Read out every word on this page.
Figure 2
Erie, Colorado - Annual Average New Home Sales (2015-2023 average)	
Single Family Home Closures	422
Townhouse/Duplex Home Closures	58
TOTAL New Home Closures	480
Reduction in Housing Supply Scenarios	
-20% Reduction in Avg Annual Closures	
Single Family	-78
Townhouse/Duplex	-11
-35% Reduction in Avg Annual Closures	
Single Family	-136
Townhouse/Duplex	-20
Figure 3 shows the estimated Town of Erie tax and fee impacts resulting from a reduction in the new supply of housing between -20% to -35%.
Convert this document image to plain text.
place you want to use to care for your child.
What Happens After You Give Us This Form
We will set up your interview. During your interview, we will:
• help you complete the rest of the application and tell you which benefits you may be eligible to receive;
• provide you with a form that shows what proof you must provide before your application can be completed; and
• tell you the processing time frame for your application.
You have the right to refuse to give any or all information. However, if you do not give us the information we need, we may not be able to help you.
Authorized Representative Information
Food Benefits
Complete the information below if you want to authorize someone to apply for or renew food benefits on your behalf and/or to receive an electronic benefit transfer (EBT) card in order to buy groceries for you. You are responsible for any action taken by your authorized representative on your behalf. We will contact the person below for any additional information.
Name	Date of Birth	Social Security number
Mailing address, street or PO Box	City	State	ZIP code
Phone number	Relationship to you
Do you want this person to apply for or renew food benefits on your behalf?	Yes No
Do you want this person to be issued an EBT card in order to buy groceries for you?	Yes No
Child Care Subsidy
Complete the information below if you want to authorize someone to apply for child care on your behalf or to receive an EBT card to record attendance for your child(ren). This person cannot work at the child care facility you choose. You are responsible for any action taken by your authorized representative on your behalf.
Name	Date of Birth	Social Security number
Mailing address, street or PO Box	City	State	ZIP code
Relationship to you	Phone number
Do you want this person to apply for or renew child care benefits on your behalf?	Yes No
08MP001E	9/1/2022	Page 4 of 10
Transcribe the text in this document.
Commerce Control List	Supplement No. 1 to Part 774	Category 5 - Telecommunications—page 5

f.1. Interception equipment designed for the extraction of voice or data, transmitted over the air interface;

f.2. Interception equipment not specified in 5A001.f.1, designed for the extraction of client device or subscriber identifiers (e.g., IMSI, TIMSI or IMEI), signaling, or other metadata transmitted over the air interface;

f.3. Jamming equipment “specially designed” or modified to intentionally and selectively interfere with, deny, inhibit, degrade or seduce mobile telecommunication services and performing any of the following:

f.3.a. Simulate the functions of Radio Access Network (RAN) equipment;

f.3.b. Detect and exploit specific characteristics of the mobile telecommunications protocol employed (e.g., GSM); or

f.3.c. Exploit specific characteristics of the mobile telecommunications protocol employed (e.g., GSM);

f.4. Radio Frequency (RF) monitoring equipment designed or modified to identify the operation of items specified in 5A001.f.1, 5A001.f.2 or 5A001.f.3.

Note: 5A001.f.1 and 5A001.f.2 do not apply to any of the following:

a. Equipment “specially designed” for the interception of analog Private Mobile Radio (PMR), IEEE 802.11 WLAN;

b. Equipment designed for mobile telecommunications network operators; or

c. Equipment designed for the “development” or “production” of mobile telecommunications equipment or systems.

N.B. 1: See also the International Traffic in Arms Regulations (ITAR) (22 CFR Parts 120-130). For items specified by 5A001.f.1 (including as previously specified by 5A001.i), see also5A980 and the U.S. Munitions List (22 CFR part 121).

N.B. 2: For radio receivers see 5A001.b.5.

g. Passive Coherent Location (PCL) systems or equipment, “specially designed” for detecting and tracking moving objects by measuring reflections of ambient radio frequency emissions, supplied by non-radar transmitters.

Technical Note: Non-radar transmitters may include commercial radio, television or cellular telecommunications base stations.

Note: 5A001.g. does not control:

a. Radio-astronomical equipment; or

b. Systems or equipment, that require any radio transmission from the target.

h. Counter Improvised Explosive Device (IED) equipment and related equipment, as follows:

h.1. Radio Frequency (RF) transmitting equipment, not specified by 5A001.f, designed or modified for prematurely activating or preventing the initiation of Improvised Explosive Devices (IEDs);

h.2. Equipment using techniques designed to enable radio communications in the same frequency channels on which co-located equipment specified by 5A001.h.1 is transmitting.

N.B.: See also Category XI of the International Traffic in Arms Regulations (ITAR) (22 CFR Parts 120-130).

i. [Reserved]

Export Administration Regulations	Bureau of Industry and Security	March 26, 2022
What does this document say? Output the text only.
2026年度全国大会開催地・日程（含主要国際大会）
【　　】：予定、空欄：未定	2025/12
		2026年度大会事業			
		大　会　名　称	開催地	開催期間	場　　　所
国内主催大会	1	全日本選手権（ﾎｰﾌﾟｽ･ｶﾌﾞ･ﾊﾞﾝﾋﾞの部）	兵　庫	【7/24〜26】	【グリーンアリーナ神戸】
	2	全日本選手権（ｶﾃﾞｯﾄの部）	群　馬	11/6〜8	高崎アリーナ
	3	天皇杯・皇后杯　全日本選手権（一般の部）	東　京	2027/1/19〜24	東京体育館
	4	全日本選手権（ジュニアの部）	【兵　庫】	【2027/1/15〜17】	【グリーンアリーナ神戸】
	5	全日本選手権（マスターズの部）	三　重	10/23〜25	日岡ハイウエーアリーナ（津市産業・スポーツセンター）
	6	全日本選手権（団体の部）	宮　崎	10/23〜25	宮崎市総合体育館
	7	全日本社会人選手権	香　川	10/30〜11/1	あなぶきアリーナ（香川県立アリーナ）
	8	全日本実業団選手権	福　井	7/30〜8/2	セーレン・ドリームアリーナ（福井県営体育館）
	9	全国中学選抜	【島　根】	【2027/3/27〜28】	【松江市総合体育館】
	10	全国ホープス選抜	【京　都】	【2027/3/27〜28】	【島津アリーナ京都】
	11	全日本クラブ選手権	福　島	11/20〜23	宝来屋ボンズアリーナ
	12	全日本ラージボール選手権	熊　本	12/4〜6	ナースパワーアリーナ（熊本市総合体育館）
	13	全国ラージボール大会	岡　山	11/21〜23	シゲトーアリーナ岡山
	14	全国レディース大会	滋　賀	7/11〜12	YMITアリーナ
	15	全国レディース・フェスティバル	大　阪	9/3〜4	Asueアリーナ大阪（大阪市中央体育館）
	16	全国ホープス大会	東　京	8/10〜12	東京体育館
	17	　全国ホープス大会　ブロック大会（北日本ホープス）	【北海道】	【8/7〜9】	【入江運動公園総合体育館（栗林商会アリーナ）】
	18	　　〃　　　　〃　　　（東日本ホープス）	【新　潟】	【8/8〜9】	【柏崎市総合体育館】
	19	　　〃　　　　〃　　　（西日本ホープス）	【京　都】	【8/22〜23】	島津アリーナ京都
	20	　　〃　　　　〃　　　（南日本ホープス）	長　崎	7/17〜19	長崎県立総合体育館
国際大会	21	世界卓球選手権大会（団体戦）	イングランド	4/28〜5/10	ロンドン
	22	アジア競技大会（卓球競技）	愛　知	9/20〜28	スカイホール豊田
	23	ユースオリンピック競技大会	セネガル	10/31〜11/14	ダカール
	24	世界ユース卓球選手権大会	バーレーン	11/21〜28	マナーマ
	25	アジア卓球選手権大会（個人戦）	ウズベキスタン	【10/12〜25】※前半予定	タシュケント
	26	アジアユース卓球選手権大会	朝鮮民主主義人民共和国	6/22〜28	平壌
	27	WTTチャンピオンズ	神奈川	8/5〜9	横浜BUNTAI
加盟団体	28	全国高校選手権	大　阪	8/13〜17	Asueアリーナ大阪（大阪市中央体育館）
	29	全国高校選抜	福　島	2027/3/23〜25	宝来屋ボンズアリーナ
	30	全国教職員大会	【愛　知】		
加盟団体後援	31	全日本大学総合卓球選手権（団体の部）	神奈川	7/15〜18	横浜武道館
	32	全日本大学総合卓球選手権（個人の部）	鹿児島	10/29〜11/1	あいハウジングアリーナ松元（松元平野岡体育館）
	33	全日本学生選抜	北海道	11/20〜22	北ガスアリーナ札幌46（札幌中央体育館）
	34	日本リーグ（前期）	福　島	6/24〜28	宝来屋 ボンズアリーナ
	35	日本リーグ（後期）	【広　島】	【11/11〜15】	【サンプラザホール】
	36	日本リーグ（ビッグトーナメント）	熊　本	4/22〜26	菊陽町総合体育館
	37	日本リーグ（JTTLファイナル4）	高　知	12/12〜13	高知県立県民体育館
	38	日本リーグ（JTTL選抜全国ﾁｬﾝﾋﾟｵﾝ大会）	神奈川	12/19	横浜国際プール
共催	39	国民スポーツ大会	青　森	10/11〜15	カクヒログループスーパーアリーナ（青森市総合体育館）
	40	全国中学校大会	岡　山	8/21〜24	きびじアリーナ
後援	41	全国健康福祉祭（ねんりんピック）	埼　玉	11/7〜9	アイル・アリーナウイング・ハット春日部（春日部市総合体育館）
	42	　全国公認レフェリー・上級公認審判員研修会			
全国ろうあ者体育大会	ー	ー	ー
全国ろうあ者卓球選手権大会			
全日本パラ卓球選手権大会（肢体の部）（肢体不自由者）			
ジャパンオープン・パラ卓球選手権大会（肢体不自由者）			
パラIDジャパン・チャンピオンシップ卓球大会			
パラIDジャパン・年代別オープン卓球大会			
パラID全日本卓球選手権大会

Work to complete » Copy, from the material above, each line in which the string "someone" occurs.

Answer for the task »
Complete the information below if you want to authorize someone to apply for or renew food benefits on your behalf and/or to receive an electronic benefit transfer (EBT) card in order to buy groceries for you. You are responsible for any action taken by your authorized representative on your behalf. We will contact the person below for any additional information.
Complete the information below if you want to authorize someone to apply for child care on your behalf or to receive an EBT card to record attendance for your child(ren). This person cannot work at the child care facility you choose. You are responsible for any action taken by your authorized representative on your behalf.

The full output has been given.